§ PROVIDED PASSAGE
*-*-*

Simplified Code: https://gist.github.com/4563204 I am trying to understand why when I reopen a module A and 'include' a module B, class Klass that has already included module A do not gain the new methods from module B. When I do reopen module A and add a new method, class Klass that has already included module A gain these methods. What is the difference between reopening a module and adding a method and including another module?
on 2013-01-18 09:52
on 2013-01-18 14:35
hmmm... not sure what's going on there, i'd expect the same behavior that you do. you've probably already found ways to work around this, but if not, both of these work: module A def foo1; end end module B def foo2; end end module A include B def foo3; end end class Klass include A end p Klass.instance_methods **** or **** module A def foo1; end end class Klass include A end module B def foo2; end end class Klass include B end module A def foo3; end end p Klass.instance_methods wish i could explain (and understand!) why your original example doesn't work as expected... - j
on 2013-01-18 20:14
I've updated the gist a bit to reflect what you found about moving the class decoration below the module A reopening. This is just really baffling =( For a concrete example, if I wrote an extension module SuperEnum to Enumerable and wanted all objects that included Enumerable to have access to this extension, I would expect that I could open up the module Enumerable and include module SuperEnum.

*-*-*

§ EXERCISE PROMPT
Reproduce the Ruby module discussion above in full, word for word.

*-*-*

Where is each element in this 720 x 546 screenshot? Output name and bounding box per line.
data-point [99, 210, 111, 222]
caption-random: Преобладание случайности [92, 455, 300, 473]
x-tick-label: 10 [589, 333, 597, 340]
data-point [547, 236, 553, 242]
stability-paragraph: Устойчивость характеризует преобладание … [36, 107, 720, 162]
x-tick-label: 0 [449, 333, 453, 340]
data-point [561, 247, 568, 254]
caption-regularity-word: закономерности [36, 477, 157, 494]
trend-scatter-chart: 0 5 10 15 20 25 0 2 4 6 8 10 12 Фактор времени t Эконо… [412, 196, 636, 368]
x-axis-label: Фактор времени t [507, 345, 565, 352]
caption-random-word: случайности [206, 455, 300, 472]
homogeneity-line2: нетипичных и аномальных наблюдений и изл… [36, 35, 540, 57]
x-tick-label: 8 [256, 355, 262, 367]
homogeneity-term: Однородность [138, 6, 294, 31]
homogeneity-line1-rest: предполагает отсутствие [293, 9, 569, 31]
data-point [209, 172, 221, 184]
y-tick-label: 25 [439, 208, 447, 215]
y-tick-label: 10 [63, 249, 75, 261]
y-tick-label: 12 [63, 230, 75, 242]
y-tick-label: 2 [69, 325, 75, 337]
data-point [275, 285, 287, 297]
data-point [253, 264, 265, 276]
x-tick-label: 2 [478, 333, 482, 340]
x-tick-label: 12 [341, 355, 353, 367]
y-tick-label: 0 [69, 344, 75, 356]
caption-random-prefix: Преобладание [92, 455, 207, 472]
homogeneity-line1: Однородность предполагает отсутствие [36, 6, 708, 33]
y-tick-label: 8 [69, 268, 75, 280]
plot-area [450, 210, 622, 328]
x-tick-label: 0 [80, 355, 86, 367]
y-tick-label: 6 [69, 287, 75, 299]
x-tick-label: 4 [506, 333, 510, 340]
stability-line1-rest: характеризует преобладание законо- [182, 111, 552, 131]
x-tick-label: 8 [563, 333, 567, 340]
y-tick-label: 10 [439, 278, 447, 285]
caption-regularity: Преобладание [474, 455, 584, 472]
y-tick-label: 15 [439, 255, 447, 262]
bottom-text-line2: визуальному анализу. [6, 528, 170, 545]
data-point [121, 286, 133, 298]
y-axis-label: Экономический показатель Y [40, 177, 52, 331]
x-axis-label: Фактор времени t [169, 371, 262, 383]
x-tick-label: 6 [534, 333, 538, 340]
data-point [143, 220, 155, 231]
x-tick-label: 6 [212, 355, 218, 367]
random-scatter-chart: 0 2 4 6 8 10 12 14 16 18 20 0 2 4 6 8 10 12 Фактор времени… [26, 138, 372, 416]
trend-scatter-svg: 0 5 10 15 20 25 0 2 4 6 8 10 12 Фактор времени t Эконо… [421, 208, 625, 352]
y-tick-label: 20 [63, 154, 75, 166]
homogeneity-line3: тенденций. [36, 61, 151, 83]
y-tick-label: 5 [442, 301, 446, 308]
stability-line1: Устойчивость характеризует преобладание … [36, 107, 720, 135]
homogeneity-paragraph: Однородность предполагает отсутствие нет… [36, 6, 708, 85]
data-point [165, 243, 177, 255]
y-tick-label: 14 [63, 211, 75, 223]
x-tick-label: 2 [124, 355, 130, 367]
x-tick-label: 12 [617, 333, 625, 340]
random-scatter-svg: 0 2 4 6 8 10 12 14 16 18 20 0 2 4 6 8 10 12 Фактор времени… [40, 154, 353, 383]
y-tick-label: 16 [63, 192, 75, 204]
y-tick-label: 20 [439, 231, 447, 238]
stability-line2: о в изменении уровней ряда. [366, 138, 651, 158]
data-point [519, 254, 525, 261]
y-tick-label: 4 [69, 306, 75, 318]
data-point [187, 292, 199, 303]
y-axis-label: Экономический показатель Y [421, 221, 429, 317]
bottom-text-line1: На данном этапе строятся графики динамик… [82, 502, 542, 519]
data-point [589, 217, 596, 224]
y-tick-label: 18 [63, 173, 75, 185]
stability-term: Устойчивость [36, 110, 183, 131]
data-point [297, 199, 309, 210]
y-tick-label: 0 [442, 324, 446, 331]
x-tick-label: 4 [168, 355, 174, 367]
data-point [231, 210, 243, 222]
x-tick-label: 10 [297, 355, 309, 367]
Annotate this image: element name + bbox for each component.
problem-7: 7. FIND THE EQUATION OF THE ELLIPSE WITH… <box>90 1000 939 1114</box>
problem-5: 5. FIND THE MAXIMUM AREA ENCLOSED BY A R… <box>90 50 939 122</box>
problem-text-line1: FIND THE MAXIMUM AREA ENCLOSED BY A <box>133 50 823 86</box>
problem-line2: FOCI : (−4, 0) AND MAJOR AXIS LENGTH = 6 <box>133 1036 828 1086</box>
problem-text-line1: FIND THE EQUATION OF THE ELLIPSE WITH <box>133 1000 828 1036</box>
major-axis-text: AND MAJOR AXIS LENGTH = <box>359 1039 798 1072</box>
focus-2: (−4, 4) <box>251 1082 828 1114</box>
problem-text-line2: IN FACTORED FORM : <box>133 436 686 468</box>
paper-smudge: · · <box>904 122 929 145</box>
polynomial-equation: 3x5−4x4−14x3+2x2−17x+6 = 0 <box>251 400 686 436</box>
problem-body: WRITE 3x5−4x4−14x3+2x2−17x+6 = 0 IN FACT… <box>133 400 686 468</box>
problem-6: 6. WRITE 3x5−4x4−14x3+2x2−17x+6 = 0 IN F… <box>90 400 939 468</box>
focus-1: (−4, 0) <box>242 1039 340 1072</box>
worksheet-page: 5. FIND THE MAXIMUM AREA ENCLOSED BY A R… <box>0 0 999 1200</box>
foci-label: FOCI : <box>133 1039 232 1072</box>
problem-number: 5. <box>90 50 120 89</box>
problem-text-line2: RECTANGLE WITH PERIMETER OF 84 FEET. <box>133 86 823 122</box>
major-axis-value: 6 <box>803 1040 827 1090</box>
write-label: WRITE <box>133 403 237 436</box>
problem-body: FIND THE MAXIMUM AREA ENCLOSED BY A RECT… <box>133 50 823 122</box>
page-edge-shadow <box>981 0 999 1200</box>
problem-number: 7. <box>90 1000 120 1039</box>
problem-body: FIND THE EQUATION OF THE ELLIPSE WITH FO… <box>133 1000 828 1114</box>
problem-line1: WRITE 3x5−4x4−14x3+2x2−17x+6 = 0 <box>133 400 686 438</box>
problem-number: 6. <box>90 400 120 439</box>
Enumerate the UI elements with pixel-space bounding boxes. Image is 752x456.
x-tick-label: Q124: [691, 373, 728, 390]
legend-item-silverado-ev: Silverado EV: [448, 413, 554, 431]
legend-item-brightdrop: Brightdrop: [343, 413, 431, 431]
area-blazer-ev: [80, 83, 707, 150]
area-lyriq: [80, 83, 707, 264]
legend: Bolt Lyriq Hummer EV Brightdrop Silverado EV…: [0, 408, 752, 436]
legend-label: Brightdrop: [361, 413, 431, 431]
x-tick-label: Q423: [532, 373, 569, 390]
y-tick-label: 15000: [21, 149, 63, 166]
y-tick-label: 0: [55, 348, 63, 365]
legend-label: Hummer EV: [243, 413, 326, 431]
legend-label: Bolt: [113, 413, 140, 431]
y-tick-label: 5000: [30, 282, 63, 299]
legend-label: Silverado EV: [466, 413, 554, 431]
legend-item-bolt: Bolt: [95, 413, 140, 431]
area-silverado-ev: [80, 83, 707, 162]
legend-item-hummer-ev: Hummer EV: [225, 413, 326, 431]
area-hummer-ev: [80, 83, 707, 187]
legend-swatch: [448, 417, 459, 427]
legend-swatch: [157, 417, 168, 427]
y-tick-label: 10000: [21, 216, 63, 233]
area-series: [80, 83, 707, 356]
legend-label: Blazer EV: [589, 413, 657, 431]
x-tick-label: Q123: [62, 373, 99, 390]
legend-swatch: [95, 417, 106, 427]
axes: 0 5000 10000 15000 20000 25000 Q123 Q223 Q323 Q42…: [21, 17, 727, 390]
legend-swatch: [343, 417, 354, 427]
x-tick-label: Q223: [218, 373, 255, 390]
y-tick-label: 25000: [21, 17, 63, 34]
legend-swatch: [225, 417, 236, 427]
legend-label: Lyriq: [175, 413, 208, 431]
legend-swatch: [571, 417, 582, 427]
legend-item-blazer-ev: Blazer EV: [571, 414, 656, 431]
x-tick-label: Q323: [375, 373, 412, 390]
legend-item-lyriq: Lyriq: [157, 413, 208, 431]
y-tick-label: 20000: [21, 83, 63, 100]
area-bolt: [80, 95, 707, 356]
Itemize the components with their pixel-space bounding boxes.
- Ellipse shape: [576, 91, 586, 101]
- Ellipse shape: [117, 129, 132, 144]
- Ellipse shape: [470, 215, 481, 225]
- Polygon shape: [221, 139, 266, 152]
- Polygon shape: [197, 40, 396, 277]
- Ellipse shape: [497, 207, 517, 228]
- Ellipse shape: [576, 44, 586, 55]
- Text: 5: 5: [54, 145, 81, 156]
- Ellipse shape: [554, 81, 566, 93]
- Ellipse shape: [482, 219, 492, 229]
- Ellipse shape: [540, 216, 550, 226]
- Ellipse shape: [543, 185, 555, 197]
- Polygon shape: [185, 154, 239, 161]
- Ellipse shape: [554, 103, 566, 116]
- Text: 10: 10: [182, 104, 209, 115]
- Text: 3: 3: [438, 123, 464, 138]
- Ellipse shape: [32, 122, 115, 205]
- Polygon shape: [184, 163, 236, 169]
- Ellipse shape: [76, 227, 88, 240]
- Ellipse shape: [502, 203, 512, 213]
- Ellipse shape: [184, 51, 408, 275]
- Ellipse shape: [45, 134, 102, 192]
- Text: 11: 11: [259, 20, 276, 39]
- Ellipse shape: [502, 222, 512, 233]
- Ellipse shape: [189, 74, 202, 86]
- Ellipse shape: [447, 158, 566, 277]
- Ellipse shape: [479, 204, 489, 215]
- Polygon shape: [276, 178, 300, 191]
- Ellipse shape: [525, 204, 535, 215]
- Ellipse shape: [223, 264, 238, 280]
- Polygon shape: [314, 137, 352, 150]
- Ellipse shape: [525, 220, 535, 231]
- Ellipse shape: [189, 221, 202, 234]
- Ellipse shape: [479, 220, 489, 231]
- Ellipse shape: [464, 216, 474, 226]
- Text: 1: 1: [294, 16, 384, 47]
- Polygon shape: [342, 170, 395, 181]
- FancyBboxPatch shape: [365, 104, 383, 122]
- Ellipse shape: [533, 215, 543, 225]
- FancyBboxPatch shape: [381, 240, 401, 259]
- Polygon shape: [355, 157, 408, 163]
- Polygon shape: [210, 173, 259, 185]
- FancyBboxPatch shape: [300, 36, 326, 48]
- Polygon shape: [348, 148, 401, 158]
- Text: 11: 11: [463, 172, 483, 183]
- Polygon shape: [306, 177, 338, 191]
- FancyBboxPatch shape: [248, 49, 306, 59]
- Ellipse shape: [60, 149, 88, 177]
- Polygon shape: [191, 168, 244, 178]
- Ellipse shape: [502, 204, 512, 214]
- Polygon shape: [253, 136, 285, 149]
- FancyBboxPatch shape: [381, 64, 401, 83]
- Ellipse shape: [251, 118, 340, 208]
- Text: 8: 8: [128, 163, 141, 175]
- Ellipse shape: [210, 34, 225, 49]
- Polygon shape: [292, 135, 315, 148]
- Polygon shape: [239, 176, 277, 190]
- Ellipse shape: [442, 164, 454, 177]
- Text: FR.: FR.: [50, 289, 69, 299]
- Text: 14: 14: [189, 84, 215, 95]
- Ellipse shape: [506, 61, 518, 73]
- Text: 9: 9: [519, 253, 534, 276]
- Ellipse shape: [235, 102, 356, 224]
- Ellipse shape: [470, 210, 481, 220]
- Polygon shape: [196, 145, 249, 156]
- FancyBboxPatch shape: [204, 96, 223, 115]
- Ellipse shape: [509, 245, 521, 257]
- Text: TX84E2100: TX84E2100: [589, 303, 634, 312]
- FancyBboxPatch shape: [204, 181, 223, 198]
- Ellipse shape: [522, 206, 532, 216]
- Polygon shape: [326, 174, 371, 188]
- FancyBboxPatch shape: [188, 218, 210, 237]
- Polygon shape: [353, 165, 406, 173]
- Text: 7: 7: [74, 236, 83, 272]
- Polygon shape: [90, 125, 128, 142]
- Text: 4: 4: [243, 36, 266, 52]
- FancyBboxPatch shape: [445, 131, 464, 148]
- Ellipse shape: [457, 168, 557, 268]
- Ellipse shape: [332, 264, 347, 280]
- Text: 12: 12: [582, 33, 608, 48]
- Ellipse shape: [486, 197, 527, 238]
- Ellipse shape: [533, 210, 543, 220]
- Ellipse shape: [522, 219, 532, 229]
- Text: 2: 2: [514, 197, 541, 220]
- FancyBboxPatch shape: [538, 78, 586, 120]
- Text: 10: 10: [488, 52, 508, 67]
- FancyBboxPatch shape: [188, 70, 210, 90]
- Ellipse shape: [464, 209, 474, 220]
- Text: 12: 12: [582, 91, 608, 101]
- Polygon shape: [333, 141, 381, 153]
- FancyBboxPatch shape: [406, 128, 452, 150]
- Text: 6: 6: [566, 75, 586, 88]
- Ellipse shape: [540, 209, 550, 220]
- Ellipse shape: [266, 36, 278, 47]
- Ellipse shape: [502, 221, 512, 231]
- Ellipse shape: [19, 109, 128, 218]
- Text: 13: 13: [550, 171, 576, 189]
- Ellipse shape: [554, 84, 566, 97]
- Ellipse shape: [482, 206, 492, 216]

*-*-*

§ TASK RESULT
Simplified Code: https://gist.github.com/4563204 I am trying to understand why when I reopen a module A and 'include' a module B, class Klass that has already included module A do not gain the new methods from module B. When I do reopen module A and add a new method, class Klass that has already included module A gain these methods. What is the difference between reopening a module and adding a method and including another module?
on 2013-01-18 09:52
on 2013-01-18 14:35
hmmm... not sure what's going on there, i'd expect the same behavior that you do. you've probably already found ways to work around this, but if not, both of these work: module A def foo1; end end module B def foo2; end end module A include B def foo3; end end class Klass include A end p Klass.instance_methods **** or **** module A def foo1; end end class Klass include A end module B def foo2; end end class Klass include B end module A def foo3; end end p Klass.instance_methods wish i could explain (and understand!) why your original example doesn't work as expected... - j
on 2013-01-18 20:14
I've updated the gist a bit to reflect what you found about moving the class decoration below the module A reopening. This is just really baffling =( For a concrete example, if I wrote an extension module SuperEnum to Enumerable and wanted all objects that included Enumerable to have access to this extension, I would expect that I could open up the module Enumerable and include module SuperEnum.